§ **Work to complete**
In the entries below, count every line with the word "Step". Return only the count.

────────────────────────────────────────

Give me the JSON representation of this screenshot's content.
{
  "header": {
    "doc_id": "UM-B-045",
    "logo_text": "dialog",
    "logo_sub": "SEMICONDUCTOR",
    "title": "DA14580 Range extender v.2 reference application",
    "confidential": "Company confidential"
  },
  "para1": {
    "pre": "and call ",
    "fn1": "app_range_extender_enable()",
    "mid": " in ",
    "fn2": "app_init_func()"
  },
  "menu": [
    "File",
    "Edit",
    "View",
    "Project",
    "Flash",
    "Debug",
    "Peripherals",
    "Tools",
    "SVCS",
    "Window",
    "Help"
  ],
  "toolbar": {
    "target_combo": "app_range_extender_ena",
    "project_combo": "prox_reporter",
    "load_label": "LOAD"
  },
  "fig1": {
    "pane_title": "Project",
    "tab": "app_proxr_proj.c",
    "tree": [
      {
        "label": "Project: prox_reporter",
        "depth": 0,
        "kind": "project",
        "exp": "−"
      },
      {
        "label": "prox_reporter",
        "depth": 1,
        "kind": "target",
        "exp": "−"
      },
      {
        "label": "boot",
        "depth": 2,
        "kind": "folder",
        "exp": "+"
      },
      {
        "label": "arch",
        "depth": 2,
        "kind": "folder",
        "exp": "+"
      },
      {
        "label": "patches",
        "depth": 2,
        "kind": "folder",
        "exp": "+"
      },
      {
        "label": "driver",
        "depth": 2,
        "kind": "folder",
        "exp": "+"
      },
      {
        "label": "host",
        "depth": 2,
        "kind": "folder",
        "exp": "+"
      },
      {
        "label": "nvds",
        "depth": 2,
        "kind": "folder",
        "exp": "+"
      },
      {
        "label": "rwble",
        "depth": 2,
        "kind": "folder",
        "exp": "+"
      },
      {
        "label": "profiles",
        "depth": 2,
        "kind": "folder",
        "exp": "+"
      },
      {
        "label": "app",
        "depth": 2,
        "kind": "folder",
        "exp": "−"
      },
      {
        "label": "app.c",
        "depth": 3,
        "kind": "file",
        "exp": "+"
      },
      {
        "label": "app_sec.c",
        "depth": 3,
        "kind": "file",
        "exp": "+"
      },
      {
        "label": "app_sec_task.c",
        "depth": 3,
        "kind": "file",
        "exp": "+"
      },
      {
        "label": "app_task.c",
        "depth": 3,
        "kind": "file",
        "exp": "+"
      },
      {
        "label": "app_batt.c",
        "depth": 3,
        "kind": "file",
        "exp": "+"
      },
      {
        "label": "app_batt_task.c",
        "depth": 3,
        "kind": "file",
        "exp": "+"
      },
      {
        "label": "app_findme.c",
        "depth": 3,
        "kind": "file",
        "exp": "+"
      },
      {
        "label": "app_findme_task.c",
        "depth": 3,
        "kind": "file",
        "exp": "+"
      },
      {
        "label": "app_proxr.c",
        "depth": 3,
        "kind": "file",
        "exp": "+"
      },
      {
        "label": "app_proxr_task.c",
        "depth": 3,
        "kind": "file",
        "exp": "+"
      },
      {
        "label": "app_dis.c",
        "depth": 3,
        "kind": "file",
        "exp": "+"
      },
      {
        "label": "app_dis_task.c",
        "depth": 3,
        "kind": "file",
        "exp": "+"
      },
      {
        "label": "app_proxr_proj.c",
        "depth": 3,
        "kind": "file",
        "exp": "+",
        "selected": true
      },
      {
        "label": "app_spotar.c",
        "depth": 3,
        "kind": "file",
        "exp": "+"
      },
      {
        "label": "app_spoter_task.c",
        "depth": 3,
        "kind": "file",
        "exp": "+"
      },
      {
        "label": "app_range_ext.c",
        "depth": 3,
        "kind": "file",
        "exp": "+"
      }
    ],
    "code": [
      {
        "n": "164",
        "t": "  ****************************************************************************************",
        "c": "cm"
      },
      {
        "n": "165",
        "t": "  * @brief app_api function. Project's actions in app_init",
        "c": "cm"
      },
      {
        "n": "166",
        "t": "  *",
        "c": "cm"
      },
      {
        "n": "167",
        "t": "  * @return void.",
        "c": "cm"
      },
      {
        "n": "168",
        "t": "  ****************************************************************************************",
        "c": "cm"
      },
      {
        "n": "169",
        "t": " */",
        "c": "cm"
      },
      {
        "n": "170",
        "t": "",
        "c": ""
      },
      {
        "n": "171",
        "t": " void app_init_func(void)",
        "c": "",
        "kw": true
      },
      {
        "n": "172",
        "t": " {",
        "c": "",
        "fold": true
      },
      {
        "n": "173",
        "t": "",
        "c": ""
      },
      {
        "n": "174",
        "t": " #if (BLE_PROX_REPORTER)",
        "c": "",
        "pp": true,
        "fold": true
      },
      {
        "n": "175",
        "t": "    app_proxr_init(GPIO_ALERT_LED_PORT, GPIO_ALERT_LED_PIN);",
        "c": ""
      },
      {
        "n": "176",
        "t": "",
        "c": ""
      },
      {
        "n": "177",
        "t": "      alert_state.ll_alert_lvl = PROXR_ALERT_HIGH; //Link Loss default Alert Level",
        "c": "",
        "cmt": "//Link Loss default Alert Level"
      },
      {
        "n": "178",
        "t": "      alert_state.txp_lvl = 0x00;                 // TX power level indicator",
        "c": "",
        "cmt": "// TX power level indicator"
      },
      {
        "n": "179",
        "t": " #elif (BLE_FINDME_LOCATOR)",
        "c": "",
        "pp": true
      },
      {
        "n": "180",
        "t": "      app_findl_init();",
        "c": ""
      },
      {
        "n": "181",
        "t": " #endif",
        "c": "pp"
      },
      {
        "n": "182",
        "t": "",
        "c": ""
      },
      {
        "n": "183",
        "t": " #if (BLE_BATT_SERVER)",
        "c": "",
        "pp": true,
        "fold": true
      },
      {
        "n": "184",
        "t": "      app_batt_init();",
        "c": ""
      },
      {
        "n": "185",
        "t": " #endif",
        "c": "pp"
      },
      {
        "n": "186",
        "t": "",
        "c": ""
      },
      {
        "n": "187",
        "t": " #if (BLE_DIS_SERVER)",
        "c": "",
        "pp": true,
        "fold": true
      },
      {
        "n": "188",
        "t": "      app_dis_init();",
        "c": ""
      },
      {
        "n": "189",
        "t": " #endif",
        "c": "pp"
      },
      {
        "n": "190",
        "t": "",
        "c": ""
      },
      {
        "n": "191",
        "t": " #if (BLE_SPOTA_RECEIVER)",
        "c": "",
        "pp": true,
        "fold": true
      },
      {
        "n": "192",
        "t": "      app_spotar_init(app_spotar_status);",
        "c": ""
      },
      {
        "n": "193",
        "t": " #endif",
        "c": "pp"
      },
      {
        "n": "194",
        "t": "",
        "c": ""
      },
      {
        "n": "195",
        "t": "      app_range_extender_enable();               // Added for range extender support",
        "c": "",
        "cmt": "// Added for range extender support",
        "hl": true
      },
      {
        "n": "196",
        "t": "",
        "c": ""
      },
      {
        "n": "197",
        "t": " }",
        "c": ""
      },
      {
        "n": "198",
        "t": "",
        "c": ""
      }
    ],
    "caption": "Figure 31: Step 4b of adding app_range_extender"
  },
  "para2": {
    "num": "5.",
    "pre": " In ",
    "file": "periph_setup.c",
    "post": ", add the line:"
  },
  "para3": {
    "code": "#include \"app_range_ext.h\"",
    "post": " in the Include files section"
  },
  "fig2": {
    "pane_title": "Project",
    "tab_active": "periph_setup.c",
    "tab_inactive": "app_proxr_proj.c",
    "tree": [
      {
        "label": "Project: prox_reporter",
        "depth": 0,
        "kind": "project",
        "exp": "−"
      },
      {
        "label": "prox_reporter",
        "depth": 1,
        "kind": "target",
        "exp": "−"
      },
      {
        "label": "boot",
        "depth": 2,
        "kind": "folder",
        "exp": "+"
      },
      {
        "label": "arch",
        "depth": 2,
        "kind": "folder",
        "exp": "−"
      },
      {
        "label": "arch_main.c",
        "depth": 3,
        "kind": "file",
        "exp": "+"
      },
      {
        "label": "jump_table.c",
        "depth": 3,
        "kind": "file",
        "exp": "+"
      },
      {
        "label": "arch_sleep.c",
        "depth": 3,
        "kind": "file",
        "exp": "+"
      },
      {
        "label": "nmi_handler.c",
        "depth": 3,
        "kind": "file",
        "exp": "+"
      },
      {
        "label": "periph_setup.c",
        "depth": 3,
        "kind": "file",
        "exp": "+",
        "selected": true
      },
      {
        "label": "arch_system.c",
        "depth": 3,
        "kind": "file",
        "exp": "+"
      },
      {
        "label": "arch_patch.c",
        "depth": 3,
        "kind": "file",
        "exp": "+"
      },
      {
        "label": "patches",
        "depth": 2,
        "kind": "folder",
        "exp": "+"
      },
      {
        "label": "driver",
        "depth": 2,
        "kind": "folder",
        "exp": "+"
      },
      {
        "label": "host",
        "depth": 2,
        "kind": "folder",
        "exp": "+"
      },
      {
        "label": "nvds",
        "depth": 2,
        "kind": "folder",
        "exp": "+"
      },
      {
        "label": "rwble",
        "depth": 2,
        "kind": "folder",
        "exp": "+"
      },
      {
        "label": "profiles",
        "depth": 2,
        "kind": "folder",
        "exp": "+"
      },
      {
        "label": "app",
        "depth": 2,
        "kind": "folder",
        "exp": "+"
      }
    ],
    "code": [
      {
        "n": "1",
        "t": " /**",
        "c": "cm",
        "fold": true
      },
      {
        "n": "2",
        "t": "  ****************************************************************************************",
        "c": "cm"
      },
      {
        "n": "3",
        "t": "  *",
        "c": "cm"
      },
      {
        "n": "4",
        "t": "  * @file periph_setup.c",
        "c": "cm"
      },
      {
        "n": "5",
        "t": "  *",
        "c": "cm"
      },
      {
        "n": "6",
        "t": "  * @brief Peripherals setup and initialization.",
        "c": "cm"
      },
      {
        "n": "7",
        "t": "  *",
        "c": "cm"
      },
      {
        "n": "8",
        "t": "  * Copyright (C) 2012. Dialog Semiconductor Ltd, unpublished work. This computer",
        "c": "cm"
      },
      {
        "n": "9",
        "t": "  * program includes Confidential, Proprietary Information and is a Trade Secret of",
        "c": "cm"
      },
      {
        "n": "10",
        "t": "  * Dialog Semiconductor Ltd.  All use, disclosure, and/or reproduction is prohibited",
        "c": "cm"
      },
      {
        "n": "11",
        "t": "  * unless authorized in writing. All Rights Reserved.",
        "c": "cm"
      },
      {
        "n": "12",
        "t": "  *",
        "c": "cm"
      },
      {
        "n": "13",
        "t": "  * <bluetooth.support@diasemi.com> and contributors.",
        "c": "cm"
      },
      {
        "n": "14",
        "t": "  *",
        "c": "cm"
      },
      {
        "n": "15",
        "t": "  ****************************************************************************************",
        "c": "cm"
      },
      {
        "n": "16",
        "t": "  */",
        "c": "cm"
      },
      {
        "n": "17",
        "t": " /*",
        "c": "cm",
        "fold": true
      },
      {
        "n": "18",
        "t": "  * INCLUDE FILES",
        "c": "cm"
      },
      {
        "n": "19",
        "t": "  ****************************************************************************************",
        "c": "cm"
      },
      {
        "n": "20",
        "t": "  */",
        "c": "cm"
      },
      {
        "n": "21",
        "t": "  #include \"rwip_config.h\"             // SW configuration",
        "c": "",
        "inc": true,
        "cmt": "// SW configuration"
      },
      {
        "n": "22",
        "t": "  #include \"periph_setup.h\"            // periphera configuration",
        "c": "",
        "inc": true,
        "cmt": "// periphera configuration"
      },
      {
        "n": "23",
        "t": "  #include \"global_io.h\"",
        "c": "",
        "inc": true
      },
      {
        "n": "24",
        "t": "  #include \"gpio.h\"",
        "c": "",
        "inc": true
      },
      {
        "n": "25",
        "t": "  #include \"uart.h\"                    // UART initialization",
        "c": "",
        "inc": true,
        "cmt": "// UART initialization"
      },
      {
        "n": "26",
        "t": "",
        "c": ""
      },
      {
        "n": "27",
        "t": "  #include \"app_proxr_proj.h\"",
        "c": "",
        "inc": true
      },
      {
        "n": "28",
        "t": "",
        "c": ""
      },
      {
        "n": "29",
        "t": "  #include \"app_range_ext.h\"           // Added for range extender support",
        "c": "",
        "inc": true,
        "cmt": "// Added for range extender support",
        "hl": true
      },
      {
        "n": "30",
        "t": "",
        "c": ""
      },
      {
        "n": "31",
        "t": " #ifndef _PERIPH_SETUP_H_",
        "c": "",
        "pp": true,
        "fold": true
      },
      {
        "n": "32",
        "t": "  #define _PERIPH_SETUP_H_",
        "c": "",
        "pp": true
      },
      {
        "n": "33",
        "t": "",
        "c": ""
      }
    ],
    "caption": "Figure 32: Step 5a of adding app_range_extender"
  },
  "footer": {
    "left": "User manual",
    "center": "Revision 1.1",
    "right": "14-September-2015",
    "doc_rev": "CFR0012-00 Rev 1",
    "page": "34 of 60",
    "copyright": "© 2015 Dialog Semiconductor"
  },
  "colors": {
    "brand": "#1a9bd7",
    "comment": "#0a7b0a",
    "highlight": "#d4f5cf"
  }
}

────────────────────────────────────────

§ **Final result**
2